**Input records**
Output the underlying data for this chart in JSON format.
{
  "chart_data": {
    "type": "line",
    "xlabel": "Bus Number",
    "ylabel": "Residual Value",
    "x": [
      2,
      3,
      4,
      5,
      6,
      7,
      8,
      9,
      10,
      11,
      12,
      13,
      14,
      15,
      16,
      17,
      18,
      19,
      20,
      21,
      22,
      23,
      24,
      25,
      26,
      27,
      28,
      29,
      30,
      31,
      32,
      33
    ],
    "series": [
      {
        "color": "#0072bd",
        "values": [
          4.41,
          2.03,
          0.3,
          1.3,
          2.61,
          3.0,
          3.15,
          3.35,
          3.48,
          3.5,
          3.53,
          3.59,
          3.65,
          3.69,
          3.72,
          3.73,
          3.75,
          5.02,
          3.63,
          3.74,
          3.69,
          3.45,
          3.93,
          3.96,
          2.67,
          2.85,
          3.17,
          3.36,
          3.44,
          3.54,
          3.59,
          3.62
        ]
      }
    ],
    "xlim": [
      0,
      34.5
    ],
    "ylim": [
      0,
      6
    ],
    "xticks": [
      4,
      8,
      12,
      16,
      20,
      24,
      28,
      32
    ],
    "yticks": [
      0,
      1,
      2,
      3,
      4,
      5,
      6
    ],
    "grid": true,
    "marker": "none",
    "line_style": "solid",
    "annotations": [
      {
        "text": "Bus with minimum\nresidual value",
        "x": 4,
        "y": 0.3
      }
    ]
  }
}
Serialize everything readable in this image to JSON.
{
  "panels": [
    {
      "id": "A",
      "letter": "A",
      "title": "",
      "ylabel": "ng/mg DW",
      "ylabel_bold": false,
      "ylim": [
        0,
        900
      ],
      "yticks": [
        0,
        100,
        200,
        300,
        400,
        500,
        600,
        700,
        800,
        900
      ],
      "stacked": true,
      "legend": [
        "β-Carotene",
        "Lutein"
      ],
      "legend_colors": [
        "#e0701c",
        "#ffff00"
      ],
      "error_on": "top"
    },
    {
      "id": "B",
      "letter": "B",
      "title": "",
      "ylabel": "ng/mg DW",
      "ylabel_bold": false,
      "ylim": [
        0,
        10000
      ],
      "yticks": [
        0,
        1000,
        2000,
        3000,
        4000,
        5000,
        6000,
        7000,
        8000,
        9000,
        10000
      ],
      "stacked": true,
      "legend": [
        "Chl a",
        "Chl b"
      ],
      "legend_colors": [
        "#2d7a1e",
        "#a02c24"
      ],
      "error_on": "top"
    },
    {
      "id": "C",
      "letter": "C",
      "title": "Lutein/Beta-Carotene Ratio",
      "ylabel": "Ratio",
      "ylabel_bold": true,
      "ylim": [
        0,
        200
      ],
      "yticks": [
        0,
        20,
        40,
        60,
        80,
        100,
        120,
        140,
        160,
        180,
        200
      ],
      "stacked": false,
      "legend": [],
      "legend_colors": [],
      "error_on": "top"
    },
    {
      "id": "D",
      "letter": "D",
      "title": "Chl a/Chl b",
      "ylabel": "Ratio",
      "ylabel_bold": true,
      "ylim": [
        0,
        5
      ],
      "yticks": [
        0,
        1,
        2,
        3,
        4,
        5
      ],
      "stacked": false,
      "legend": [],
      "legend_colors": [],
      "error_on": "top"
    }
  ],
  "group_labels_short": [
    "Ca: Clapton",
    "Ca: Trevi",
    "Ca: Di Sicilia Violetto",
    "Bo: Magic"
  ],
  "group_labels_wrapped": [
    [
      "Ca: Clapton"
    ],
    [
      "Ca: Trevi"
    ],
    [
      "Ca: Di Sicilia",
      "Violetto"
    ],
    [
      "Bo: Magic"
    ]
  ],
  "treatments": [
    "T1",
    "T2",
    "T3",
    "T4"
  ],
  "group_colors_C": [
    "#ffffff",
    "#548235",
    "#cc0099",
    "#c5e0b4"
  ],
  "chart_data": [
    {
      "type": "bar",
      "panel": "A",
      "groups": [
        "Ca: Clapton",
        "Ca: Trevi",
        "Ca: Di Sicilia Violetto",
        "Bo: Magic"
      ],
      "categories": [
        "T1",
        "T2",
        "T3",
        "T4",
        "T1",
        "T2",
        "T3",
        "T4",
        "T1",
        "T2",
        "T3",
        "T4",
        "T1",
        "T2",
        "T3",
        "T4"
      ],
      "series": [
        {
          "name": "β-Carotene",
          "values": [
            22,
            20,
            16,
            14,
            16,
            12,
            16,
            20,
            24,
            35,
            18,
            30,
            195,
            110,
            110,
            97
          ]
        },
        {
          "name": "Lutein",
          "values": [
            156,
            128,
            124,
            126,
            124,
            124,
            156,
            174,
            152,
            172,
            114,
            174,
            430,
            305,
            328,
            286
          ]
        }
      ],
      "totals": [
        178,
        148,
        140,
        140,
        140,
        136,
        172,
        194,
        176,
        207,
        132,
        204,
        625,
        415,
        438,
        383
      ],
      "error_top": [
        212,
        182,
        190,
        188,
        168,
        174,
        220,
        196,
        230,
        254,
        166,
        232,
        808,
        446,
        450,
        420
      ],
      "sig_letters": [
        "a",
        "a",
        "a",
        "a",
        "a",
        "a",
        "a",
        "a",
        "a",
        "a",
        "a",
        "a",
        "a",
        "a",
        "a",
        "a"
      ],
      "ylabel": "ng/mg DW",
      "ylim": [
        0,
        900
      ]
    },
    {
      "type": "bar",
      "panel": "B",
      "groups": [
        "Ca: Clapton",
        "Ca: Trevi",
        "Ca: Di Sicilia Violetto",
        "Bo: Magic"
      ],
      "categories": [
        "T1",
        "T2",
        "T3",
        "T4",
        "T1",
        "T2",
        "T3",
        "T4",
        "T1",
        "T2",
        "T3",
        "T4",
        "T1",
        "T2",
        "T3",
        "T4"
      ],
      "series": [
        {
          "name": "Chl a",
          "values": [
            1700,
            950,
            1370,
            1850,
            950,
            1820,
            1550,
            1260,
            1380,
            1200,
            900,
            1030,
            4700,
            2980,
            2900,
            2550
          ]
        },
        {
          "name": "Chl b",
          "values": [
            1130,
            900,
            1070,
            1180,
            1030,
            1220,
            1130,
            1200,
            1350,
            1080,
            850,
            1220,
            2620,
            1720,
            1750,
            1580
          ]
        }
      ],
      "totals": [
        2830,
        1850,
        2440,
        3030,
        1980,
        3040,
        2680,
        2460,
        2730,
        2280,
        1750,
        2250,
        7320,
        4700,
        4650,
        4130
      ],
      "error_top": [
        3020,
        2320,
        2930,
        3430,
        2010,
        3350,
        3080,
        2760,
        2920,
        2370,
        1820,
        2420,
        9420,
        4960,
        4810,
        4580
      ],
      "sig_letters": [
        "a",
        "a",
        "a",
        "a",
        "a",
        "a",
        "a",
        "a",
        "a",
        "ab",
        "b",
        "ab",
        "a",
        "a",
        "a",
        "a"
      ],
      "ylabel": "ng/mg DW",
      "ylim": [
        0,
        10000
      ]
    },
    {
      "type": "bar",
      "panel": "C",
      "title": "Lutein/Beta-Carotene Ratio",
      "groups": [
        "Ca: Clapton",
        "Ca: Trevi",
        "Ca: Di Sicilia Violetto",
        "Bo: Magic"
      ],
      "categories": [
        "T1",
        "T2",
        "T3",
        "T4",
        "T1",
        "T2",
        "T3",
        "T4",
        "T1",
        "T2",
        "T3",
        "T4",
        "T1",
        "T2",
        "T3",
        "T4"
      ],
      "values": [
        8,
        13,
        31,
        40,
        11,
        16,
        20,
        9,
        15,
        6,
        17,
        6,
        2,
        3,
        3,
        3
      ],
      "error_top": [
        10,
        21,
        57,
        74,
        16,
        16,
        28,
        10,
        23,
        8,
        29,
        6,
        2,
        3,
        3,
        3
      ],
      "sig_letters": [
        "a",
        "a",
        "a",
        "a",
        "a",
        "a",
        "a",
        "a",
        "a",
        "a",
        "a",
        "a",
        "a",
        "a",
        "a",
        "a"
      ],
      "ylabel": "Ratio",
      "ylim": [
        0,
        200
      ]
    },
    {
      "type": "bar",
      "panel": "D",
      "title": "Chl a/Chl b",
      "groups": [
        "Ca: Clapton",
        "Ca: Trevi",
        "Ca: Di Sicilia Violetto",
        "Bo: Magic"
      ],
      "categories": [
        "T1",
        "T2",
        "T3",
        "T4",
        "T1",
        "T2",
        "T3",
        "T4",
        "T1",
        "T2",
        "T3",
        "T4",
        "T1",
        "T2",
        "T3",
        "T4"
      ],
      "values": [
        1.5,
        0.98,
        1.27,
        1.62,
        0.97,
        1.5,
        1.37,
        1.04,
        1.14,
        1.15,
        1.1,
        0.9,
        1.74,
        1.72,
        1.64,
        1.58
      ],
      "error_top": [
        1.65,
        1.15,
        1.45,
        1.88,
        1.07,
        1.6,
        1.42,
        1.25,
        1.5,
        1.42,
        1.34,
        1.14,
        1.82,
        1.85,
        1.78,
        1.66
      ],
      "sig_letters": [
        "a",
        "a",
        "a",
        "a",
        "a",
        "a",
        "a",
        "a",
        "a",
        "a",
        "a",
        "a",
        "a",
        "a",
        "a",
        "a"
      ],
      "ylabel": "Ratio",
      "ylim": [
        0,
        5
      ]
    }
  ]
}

**Stated exercise**
Search the entries for the word "this" and pick out every line that holds it.

**The response**
Output the underlying data for this chart in JSON format.
Serialize everything readable in this image to JSON.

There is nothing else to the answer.